Your goal: Extract all lines that hold the string "forecast".
--- Record list ---
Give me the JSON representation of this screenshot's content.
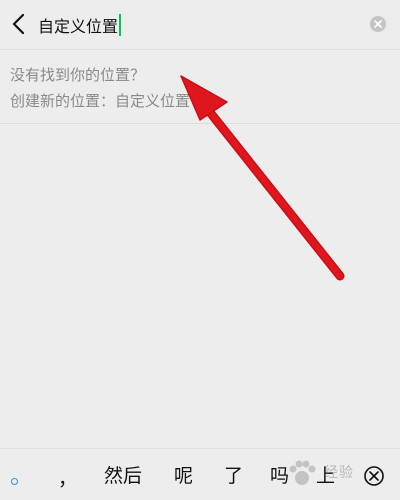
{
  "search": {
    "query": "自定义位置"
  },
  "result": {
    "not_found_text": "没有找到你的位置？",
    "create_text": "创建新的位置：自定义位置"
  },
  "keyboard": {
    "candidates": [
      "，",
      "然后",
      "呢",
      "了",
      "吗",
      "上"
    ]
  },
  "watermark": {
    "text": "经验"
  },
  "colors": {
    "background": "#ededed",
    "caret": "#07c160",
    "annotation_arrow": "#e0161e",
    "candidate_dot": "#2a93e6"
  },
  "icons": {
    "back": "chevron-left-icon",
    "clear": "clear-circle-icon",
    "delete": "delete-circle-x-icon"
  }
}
---
--- Record list ---
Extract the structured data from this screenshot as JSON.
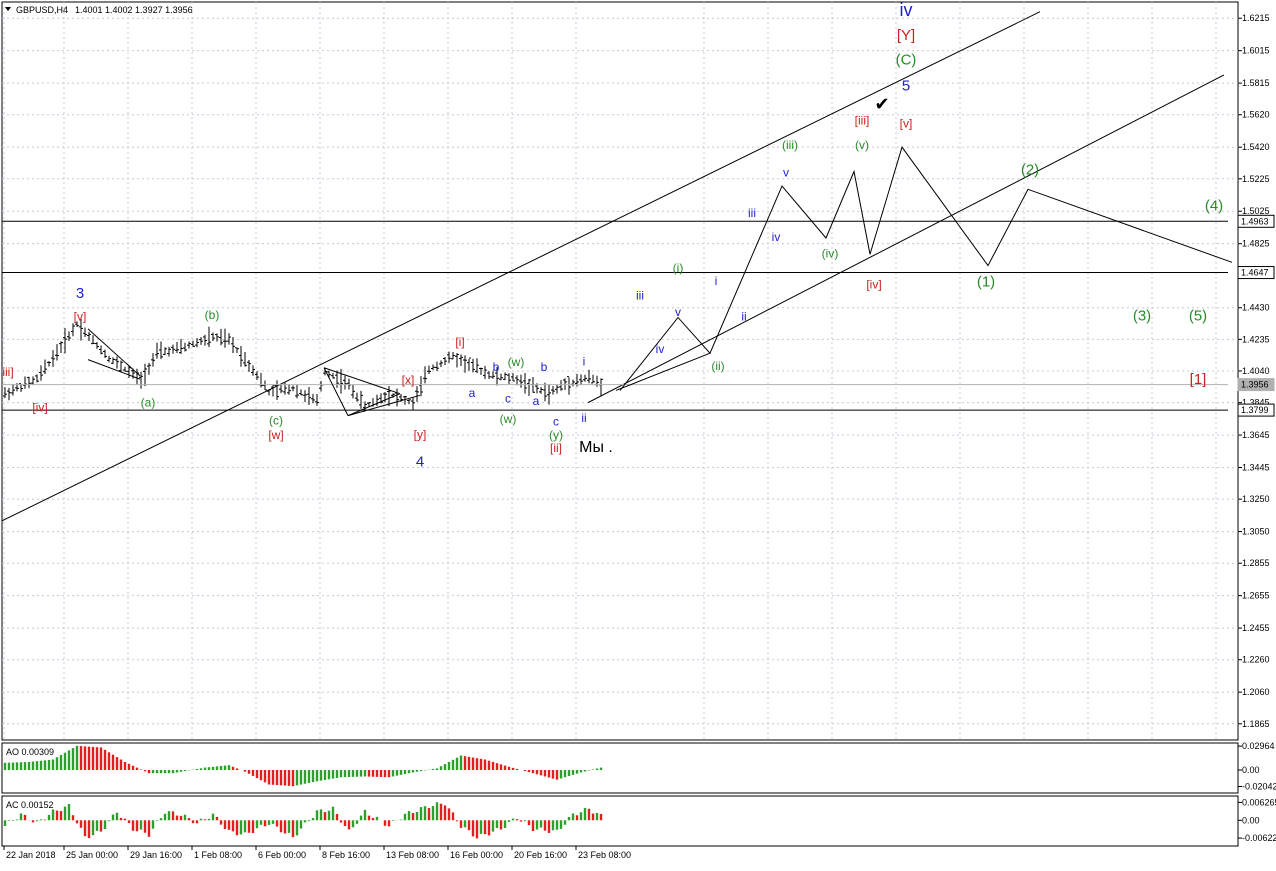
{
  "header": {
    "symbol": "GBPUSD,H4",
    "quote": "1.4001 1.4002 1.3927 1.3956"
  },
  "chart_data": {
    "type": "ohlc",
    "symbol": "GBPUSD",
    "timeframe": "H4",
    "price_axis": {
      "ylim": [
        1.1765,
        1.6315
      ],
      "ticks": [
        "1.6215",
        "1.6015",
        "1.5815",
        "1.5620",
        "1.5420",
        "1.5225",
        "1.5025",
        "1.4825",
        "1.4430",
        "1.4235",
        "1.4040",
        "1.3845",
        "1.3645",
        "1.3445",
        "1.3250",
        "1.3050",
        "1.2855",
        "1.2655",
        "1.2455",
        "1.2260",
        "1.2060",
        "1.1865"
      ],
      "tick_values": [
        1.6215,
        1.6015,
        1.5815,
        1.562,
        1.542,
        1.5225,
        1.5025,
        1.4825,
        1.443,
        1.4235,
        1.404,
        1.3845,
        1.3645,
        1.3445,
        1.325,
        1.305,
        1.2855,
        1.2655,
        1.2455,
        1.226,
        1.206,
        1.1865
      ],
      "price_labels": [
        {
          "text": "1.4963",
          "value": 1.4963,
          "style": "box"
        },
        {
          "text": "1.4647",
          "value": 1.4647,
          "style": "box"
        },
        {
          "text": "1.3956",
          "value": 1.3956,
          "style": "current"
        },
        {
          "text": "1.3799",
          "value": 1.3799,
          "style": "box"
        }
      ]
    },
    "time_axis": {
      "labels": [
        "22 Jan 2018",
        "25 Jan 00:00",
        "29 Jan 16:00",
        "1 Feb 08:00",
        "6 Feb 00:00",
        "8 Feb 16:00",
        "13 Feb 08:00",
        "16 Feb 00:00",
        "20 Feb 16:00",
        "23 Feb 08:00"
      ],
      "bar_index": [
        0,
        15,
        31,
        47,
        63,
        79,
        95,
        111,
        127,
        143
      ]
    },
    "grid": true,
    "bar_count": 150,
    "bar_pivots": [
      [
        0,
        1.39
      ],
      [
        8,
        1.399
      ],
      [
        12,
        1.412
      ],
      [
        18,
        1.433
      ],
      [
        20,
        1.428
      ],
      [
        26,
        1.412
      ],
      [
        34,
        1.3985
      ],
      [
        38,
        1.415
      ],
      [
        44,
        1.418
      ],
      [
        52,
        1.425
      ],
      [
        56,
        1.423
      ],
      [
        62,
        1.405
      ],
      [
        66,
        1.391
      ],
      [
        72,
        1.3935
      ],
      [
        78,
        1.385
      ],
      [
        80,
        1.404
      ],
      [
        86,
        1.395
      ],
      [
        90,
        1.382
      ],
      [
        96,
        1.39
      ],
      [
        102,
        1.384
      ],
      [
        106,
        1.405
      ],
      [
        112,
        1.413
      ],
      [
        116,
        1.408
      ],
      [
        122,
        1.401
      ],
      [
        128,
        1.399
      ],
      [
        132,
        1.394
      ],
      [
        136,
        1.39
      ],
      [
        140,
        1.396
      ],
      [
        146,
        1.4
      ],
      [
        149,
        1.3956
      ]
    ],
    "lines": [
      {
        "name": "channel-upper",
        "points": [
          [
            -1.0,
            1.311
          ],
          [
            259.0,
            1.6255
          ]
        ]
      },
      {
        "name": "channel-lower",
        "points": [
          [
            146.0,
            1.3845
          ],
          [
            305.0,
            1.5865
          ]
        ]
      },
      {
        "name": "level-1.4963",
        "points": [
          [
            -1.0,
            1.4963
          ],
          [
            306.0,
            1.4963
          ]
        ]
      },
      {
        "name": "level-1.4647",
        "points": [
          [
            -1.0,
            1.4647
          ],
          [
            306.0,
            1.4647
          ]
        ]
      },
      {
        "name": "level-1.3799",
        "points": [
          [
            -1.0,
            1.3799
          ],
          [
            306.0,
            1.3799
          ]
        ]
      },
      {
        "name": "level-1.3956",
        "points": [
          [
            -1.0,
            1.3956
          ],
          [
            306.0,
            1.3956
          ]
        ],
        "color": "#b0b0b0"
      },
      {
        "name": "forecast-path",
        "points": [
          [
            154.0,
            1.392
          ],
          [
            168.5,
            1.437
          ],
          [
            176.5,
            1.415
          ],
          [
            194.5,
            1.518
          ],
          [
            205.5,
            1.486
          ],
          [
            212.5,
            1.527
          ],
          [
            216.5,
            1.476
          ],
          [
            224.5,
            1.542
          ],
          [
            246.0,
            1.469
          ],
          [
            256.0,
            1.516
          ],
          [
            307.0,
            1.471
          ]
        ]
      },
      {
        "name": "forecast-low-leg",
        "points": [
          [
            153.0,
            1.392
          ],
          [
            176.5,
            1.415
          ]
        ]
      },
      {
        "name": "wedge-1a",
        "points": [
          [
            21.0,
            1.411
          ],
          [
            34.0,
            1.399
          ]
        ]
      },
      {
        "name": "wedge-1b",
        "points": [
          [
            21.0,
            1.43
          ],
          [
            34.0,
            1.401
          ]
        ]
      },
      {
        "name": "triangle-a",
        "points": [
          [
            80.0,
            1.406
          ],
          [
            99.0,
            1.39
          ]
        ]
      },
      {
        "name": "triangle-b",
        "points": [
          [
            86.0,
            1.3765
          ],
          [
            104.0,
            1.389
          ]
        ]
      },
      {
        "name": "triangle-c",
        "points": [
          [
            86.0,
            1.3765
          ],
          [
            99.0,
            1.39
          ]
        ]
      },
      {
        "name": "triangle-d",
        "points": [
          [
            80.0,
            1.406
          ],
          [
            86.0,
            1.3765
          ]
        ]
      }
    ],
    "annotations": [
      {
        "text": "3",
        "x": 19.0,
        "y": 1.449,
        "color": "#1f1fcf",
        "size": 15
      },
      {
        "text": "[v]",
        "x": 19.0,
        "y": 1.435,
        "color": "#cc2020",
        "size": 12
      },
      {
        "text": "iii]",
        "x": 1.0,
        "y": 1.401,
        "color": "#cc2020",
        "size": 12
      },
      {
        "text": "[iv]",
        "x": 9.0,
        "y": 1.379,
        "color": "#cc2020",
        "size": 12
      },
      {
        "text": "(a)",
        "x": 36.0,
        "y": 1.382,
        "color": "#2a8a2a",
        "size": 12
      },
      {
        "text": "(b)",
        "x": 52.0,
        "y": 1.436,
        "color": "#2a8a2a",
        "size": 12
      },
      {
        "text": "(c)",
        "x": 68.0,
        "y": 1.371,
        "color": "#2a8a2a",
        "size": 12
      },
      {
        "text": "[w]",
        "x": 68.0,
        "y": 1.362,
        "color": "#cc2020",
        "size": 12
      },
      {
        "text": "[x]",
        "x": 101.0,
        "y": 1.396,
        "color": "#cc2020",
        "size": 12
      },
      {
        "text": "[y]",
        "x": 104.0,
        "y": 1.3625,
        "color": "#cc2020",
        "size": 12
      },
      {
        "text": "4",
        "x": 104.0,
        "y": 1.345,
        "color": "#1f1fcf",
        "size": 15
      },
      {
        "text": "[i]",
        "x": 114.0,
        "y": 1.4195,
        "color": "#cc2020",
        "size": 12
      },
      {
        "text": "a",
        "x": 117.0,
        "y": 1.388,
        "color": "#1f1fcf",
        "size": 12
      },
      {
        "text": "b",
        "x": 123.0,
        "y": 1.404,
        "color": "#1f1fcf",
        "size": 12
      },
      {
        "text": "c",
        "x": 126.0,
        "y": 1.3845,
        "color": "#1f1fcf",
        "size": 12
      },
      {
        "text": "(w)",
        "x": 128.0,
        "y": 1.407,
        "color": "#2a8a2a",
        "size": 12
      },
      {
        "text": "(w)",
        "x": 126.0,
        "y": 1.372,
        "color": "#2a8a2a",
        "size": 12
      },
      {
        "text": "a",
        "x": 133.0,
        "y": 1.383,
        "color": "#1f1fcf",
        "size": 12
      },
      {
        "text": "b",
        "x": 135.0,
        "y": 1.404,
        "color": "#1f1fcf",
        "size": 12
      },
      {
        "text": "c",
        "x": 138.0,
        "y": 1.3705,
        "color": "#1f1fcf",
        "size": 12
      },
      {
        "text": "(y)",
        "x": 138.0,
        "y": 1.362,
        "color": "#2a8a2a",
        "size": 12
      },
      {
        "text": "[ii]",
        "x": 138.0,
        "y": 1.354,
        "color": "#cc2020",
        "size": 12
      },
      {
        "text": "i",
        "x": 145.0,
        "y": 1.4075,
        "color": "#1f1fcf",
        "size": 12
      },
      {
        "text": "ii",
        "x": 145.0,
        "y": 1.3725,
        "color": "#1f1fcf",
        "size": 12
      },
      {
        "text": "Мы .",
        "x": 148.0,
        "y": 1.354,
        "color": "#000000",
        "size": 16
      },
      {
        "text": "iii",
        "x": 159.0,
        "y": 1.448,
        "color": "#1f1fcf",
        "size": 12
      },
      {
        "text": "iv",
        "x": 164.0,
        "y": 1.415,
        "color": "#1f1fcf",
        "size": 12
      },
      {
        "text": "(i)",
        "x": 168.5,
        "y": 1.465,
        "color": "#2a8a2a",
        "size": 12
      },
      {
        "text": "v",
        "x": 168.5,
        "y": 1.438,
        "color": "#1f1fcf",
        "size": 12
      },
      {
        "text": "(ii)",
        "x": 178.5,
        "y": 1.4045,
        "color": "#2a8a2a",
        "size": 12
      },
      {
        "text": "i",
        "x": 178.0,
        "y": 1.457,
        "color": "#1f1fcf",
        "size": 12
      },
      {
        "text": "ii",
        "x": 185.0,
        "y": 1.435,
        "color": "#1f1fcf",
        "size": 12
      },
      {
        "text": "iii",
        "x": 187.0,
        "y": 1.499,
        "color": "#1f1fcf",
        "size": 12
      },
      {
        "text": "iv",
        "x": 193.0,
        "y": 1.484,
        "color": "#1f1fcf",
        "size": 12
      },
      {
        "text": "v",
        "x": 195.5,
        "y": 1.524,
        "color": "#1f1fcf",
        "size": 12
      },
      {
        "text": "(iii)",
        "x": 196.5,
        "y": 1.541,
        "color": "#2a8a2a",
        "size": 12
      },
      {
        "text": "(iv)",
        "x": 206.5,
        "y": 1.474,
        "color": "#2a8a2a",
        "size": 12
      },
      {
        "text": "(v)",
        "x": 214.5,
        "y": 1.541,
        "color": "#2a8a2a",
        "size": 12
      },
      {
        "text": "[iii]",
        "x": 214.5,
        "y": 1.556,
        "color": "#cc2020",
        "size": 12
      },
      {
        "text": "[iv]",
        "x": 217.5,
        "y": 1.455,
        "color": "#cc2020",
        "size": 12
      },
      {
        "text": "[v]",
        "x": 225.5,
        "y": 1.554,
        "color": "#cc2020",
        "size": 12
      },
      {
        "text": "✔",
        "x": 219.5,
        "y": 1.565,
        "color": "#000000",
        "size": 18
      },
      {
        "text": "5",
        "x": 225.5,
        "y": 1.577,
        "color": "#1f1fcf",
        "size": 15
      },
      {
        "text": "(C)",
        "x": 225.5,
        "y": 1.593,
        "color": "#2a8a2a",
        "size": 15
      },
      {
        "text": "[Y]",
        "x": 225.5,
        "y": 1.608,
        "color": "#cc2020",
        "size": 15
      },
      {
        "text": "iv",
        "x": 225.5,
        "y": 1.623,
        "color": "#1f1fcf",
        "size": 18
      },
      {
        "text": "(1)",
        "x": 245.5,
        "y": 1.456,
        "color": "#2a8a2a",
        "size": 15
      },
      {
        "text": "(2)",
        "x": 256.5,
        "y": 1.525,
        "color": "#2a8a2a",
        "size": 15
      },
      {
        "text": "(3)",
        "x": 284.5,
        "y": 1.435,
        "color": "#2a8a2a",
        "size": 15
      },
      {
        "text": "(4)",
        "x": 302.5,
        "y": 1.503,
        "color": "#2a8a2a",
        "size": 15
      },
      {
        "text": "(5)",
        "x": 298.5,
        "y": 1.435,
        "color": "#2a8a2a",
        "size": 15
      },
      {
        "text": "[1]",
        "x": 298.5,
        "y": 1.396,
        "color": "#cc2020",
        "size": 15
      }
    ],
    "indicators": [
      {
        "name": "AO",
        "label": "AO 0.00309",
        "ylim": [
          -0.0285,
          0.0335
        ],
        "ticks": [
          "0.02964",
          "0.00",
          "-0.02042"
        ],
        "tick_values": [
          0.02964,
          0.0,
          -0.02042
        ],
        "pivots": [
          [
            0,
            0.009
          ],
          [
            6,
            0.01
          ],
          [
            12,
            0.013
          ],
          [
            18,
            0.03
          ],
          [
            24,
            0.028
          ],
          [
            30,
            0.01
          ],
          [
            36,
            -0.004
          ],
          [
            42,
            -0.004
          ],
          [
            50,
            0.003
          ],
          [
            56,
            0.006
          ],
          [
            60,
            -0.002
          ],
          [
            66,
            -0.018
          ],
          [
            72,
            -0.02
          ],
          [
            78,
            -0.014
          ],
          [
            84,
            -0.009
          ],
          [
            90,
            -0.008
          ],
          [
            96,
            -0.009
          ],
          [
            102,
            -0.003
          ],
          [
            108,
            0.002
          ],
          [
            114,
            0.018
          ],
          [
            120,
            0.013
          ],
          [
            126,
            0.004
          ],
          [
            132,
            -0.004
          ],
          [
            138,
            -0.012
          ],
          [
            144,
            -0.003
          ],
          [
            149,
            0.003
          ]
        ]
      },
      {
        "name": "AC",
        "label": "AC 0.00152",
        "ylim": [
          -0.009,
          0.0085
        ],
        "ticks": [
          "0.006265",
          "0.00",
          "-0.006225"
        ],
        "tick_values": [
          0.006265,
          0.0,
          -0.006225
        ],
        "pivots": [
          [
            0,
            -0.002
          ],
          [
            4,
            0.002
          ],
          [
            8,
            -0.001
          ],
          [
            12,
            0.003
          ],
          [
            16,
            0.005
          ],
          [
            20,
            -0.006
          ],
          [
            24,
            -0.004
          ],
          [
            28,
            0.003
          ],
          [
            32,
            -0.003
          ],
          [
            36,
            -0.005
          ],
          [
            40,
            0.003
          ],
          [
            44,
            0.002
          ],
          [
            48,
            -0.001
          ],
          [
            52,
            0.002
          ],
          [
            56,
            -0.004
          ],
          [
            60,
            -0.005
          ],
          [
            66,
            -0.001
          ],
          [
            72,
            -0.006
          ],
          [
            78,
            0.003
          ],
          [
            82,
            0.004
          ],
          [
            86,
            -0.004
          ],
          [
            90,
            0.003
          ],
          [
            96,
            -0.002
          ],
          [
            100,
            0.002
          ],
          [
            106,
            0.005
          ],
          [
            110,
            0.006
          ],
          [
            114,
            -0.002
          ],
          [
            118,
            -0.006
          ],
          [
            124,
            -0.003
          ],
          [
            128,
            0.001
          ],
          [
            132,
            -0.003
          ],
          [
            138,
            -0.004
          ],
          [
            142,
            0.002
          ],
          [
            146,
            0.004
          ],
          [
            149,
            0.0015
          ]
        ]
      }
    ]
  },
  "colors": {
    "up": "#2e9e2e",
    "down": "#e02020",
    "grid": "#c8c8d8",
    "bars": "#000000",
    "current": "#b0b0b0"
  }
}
---
--- Record list ---
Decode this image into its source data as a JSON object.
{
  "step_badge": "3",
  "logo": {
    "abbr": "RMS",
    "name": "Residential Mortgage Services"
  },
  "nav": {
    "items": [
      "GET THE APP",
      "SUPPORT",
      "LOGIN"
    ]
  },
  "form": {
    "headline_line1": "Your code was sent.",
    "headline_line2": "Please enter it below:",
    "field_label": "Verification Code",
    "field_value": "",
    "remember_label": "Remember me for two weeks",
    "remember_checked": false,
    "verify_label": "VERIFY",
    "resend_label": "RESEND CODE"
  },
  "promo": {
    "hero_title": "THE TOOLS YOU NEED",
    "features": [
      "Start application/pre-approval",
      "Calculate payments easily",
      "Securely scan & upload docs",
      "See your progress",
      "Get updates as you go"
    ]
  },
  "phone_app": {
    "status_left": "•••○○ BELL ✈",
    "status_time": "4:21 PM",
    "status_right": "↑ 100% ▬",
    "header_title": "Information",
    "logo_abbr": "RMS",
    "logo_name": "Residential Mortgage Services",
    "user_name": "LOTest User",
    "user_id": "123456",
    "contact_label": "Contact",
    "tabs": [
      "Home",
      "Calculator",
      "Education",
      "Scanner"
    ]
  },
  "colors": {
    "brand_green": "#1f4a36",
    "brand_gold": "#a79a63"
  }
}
---
Answer for this exercise:
        "name": "forecast-path",
        "name": "forecast-low-leg",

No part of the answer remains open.